→ **Material supplied**
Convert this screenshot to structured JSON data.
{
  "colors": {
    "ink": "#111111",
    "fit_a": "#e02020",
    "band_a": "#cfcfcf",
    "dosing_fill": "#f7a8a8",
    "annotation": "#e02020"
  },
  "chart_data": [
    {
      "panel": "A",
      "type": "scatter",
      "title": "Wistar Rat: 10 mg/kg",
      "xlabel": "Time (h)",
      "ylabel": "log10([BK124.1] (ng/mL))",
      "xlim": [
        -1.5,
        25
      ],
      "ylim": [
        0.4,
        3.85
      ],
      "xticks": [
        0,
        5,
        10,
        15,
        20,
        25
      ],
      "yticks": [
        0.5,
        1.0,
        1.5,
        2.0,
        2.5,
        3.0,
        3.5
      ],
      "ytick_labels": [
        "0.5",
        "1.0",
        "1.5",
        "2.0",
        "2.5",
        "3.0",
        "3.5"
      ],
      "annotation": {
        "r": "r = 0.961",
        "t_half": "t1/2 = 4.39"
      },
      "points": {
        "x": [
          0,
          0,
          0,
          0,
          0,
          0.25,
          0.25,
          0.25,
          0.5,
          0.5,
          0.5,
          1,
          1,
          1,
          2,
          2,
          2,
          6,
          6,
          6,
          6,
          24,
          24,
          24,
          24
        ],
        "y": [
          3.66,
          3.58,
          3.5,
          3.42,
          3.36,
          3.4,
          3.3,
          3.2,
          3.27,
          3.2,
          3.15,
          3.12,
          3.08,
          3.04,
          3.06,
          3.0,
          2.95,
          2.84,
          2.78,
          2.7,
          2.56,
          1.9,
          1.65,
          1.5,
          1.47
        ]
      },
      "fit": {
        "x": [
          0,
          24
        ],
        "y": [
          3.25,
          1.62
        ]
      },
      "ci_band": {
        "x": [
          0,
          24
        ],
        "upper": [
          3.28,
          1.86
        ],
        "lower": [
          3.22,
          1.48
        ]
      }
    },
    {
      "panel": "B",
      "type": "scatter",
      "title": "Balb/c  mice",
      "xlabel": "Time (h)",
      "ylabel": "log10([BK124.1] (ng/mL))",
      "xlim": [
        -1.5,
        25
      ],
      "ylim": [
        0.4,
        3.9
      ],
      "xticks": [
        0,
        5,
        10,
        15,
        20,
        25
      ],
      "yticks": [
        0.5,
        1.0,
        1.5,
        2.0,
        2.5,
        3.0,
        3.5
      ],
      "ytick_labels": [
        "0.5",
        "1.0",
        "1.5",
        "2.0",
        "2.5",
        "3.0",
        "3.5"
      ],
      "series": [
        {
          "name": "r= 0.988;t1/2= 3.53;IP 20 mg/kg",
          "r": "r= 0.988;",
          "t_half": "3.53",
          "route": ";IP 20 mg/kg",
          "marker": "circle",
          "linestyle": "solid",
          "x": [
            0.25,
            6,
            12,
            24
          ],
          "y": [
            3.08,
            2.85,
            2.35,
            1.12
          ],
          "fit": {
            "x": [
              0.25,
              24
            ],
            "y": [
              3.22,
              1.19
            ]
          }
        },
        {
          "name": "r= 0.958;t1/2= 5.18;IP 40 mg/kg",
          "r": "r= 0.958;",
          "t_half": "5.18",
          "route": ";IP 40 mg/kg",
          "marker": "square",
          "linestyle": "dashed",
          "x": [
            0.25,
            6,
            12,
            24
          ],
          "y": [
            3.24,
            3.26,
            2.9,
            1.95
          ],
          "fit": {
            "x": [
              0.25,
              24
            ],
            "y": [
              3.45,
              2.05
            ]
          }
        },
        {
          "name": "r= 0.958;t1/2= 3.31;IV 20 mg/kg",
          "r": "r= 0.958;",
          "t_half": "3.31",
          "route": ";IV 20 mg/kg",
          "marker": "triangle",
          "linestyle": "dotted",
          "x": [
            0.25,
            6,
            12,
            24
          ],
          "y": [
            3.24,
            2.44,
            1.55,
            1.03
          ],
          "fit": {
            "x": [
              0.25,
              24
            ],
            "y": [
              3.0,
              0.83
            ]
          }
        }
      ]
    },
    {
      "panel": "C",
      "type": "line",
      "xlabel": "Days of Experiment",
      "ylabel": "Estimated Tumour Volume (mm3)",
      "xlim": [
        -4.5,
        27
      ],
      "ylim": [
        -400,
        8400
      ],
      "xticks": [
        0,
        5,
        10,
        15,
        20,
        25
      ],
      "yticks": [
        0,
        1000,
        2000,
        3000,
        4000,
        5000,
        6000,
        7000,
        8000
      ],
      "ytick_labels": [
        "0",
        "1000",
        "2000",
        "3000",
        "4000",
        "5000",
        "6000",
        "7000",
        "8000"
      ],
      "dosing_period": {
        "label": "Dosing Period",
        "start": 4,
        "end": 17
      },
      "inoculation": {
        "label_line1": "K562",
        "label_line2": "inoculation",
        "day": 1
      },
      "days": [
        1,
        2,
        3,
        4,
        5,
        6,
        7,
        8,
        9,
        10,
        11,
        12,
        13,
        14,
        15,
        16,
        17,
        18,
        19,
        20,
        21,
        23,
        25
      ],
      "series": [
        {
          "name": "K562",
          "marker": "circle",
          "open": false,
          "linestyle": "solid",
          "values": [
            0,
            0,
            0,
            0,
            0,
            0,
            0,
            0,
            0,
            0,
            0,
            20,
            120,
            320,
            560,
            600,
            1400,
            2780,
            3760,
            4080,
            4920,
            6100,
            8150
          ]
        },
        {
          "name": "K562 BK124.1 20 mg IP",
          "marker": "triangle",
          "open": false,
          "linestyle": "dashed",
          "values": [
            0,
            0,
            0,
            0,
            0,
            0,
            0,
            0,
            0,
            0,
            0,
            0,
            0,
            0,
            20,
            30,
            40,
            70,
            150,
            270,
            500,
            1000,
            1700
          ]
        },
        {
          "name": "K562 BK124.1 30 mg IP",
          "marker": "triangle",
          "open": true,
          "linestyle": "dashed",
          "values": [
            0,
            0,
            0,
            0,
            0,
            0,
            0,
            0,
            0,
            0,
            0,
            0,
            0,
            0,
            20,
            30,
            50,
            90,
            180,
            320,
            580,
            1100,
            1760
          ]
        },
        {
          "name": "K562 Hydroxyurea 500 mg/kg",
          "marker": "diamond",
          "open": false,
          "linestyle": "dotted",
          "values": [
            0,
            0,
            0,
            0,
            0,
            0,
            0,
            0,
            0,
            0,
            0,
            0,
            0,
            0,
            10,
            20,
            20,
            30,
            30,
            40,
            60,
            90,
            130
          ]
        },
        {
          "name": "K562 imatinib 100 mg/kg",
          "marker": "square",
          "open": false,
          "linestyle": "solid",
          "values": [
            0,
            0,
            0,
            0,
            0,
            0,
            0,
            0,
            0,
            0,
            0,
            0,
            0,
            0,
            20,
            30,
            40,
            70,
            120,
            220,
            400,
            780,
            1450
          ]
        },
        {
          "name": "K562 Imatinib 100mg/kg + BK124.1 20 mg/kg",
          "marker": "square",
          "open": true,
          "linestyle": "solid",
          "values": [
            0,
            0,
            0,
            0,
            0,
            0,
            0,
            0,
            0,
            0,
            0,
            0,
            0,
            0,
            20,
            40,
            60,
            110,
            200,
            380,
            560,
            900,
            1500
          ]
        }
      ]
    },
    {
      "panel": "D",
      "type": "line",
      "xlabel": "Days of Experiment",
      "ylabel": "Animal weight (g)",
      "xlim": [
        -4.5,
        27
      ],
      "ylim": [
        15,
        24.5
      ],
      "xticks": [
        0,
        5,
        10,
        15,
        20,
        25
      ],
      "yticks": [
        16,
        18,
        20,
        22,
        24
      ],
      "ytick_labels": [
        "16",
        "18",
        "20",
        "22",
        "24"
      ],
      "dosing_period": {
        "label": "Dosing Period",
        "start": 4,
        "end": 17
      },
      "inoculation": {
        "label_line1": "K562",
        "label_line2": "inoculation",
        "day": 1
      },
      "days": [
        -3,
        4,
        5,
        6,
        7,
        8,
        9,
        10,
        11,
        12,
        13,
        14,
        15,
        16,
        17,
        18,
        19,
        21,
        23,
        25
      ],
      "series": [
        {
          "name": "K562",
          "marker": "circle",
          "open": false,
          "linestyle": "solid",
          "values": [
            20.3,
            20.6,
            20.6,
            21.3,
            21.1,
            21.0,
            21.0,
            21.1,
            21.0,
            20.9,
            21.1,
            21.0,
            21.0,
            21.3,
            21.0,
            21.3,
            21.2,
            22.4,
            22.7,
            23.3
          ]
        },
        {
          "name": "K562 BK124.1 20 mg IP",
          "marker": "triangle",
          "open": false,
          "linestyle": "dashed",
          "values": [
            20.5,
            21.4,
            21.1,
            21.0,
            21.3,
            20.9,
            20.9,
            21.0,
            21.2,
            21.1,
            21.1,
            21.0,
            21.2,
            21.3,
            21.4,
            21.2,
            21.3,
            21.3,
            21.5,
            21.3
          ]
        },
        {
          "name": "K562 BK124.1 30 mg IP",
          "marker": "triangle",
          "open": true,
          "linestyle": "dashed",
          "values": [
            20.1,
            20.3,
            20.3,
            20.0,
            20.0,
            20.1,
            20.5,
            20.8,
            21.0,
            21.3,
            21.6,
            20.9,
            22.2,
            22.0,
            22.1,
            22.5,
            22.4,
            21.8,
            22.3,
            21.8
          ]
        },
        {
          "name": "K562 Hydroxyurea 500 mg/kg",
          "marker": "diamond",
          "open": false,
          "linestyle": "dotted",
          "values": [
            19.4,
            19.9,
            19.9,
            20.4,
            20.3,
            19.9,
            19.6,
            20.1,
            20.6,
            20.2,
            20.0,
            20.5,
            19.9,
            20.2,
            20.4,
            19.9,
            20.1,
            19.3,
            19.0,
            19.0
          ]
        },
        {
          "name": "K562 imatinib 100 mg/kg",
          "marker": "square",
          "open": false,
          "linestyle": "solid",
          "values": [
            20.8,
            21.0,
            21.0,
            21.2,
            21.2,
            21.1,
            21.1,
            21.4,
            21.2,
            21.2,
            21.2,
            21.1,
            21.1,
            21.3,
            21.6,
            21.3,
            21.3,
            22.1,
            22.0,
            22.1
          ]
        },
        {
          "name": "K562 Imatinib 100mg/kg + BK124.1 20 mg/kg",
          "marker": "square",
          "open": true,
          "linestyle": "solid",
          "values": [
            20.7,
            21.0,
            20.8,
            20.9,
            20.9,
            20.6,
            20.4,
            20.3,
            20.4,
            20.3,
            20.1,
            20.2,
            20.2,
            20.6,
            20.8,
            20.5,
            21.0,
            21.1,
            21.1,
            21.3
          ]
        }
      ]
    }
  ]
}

→ **Directions for this task**
Where a line holds "route", copy it out.

→ **The solution**
          "route": ";IP 20 mg/kg",
          "route": ";IP 40 mg/kg",
          "route": ";IV 20 mg/kg",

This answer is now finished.